**GIVEN REQUEST**
Set down the full listing exactly, character for character.

**DATA TO USE**
════════

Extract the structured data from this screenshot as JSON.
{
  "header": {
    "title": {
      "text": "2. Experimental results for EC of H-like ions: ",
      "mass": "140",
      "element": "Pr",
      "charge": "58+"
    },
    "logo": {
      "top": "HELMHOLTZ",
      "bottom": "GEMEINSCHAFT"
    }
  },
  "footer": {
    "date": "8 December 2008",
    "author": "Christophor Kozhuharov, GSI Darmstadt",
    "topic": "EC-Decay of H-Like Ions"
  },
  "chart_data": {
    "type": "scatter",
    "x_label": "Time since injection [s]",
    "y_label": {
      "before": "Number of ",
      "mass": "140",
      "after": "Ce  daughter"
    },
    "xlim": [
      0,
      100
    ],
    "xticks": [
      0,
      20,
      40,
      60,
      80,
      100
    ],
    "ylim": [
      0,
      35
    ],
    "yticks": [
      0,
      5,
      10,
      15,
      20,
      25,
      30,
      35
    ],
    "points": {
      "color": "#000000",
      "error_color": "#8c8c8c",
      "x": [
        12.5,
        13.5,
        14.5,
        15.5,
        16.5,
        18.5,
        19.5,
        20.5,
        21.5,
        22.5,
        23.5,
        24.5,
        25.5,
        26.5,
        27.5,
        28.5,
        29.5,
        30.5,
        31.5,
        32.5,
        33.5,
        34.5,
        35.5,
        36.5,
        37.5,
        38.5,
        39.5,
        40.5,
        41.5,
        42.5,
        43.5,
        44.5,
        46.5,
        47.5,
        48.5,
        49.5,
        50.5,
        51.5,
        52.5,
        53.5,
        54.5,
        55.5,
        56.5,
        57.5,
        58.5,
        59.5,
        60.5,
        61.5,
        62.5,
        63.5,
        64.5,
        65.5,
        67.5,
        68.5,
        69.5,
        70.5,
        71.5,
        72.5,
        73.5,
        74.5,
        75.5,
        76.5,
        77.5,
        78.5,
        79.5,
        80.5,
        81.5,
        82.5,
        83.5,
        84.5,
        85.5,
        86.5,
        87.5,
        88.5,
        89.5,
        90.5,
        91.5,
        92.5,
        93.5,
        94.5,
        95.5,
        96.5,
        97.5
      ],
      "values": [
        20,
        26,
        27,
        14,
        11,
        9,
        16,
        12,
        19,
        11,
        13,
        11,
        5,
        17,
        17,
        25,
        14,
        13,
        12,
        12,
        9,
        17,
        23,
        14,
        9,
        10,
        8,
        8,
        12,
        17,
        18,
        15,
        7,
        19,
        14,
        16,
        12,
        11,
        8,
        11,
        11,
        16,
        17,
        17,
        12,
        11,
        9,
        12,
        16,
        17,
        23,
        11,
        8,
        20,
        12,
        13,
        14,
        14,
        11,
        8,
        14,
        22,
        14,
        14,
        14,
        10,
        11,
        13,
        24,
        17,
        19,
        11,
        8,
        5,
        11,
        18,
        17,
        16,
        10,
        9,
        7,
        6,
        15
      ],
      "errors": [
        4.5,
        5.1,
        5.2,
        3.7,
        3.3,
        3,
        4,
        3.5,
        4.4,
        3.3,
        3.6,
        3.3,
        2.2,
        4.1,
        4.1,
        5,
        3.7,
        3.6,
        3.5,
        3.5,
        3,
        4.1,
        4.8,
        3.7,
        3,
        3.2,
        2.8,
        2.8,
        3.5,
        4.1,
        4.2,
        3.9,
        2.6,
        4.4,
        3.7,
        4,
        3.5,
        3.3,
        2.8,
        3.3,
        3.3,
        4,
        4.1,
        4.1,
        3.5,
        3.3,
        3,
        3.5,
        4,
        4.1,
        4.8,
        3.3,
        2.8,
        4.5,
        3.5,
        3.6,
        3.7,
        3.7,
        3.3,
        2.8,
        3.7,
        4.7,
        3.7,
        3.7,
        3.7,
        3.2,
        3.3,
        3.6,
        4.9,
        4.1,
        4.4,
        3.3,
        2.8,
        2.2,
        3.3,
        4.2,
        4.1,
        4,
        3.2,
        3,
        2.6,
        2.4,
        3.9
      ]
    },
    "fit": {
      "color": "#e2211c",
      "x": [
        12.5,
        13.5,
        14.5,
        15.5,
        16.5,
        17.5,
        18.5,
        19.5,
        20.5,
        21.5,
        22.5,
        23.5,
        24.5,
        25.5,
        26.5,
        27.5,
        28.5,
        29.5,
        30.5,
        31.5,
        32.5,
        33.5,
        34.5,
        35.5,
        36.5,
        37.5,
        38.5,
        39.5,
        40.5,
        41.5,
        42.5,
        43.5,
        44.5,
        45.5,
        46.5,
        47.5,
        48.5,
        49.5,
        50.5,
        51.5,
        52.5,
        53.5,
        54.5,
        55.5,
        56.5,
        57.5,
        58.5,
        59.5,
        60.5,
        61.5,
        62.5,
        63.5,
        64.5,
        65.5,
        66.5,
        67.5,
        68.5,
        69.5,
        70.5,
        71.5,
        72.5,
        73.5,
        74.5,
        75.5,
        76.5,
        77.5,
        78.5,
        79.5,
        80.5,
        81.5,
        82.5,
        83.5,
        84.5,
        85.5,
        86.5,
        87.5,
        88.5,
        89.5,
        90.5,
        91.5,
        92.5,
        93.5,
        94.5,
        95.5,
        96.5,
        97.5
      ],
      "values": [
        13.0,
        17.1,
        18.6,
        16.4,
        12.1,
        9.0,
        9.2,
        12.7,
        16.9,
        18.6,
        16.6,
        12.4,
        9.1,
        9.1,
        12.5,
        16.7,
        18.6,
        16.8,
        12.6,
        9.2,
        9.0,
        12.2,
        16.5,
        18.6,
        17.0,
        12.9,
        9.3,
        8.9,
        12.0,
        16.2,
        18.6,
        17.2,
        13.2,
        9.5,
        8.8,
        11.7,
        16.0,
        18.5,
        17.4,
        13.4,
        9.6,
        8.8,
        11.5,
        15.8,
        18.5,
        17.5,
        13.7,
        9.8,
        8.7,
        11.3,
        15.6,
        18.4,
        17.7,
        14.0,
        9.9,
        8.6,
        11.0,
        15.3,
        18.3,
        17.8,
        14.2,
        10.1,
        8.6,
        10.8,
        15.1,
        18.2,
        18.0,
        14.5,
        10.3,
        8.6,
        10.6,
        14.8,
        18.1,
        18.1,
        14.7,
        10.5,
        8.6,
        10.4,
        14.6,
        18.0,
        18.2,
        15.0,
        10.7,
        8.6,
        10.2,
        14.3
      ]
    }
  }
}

════════

**COMPLETE OUTPUT**
Extract the structured data from this screenshot as JSON.
{
  "header": {
    "title": {
      "text": "2. Experimental results for EC of H-like ions: ",
      "mass": "140",
      "element": "Pr",
      "charge": "58+"
    },
    "logo": {
      "top": "HELMHOLTZ",
      "bottom": "GEMEINSCHAFT"
    }
  },
  "footer": {
    "date": "8 December 2008",
    "author": "Christophor Kozhuharov, GSI Darmstadt",
    "topic": "EC-Decay of H-Like Ions"
  },
  "chart_data": {
    "type": "scatter",
    "x_label": "Time since injection [s]",
    "y_label": {
      "before": "Number of ",
      "mass": "140",
      "after": "Ce  daughter"
    },
    "xlim": [
      0,
      100
    ],
    "xticks": [
      0,
      20,
      40,
      60,
      80,
      100
    ],
    "ylim": [
      0,
      35
    ],
    "yticks": [
      0,
      5,
      10,
      15,
      20,
      25,
      30,
      35
    ],
    "points": {
      "color": "#000000",
      "error_color": "#8c8c8c",
      "x": [
        12.5,
        13.5,
        14.5,
        15.5,
        16.5,
        18.5,
        19.5,
        20.5,
        21.5,
        22.5,
        23.5,
        24.5,
        25.5,
        26.5,
        27.5,
        28.5,
        29.5,
        30.5,
        31.5,
        32.5,
        33.5,
        34.5,
        35.5,
        36.5,
        37.5,
        38.5,
        39.5,
        40.5,
        41.5,
        42.5,
        43.5,
        44.5,
        46.5,
        47.5,
        48.5,
        49.5,
        50.5,
        51.5,
        52.5,
        53.5,
        54.5,
        55.5,
        56.5,
        57.5,
        58.5,
        59.5,
        60.5,
        61.5,
        62.5,
        63.5,
        64.5,
        65.5,
        67.5,
        68.5,
        69.5,
        70.5,
        71.5,
        72.5,
        73.5,
        74.5,
        75.5,
        76.5,
        77.5,
        78.5,
        79.5,
        80.5,
        81.5,
        82.5,
        83.5,
        84.5,
        85.5,
        86.5,
        87.5,
        88.5,
        89.5,
        90.5,
        91.5,
        92.5,
        93.5,
        94.5,
        95.5,
        96.5,
        97.5
      ],
      "values": [
        20,
        26,
        27,
        14,
        11,
        9,
        16,
        12,
        19,
        11,
        13,
        11,
        5,
        17,
        17,
        25,
        14,
        13,
        12,
        12,
        9,
        17,
        23,
        14,
        9,
        10,
        8,
        8,
        12,
        17,
        18,
        15,
        7,
        19,
        14,
        16,
        12,
        11,
        8,
        11,
        11,
        16,
        17,
        17,
        12,
        11,
        9,
        12,
        16,
        17,
        23,
        11,
        8,
        20,
        12,
        13,
        14,
        14,
        11,
        8,
        14,
        22,
        14,
        14,
        14,
        10,
        11,
        13,
        24,
        17,
        19,
        11,
        8,
        5,
        11,
        18,
        17,
        16,
        10,
        9,
        7,
        6,
        15
      ],
      "errors": [
        4.5,
        5.1,
        5.2,
        3.7,
        3.3,
        3,
        4,
        3.5,
        4.4,
        3.3,
        3.6,
        3.3,
        2.2,
        4.1,
        4.1,
        5,
        3.7,
        3.6,
        3.5,
        3.5,
        3,
        4.1,
        4.8,
        3.7,
        3,
        3.2,
        2.8,
        2.8,
        3.5,
        4.1,
        4.2,
        3.9,
        2.6,
        4.4,
        3.7,
        4,
        3.5,
        3.3,
        2.8,
        3.3,
        3.3,
        4,
        4.1,
        4.1,
        3.5,
        3.3,
        3,
        3.5,
        4,
        4.1,
        4.8,
        3.3,
        2.8,
        4.5,
        3.5,
        3.6,
        3.7,
        3.7,
        3.3,
        2.8,
        3.7,
        4.7,
        3.7,
        3.7,
        3.7,
        3.2,
        3.3,
        3.6,
        4.9,
        4.1,
        4.4,
        3.3,
        2.8,
        2.2,
        3.3,
        4.2,
        4.1,
        4,
        3.2,
        3,
        2.6,
        2.4,
        3.9
      ]
    },
    "fit": {
      "color": "#e2211c",
      "x": [
        12.5,
        13.5,
        14.5,
        15.5,
        16.5,
        17.5,
        18.5,
        19.5,
        20.5,
        21.5,
        22.5,
        23.5,
        24.5,
        25.5,
        26.5,
        27.5,
        28.5,
        29.5,
        30.5,
        31.5,
        32.5,
        33.5,
        34.5,
        35.5,
        36.5,
        37.5,
        38.5,
        39.5,
        40.5,
        41.5,
        42.5,
        43.5,
        44.5,
        45.5,
        46.5,
        47.5,
        48.5,
        49.5,
        50.5,
        51.5,
        52.5,
        53.5,
        54.5,
        55.5,
        56.5,
        57.5,
        58.5,
        59.5,
        60.5,
        61.5,
        62.5,
        63.5,
        64.5,
        65.5,
        66.5,
        67.5,
        68.5,
        69.5,
        70.5,
        71.5,
        72.5,
        73.5,
        74.5,
        75.5,
        76.5,
        77.5,
        78.5,
        79.5,
        80.5,
        81.5,
        82.5,
        83.5,
        84.5,
        85.5,
        86.5,
        87.5,
        88.5,
        89.5,
        90.5,
        91.5,
        92.5,
        93.5,
        94.5,
        95.5,
        96.5,
        97.5
      ],
      "values": [
        13.0,
        17.1,
        18.6,
        16.4,
        12.1,
        9.0,
        9.2,
        12.7,
        16.9,
        18.6,
        16.6,
        12.4,
        9.1,
        9.1,
        12.5,
        16.7,
        18.6,
        16.8,
        12.6,
        9.2,
        9.0,
        12.2,
        16.5,
        18.6,
        17.0,
        12.9,
        9.3,
        8.9,
        12.0,
        16.2,
        18.6,
        17.2,
        13.2,
        9.5,
        8.8,
        11.7,
        16.0,
        18.5,
        17.4,
        13.4,
        9.6,
        8.8,
        11.5,
        15.8,
        18.5,
        17.5,
        13.7,
        9.8,
        8.7,
        11.3,
        15.6,
        18.4,
        17.7,
        14.0,
        9.9,
        8.6,
        11.0,
        15.3,
        18.3,
        17.8,
        14.2,
        10.1,
        8.6,
        10.8,
        15.1,
        18.2,
        18.0,
        14.5,
        10.3,
        8.6,
        10.6,
        14.8,
        18.1,
        18.1,
        14.7,
        10.5,
        8.6,
        10.4,
        14.6,
        18.0,
        18.2,
        15.0,
        10.7,
        8.6,
        10.2,
        14.3
      ]
    }
  }
}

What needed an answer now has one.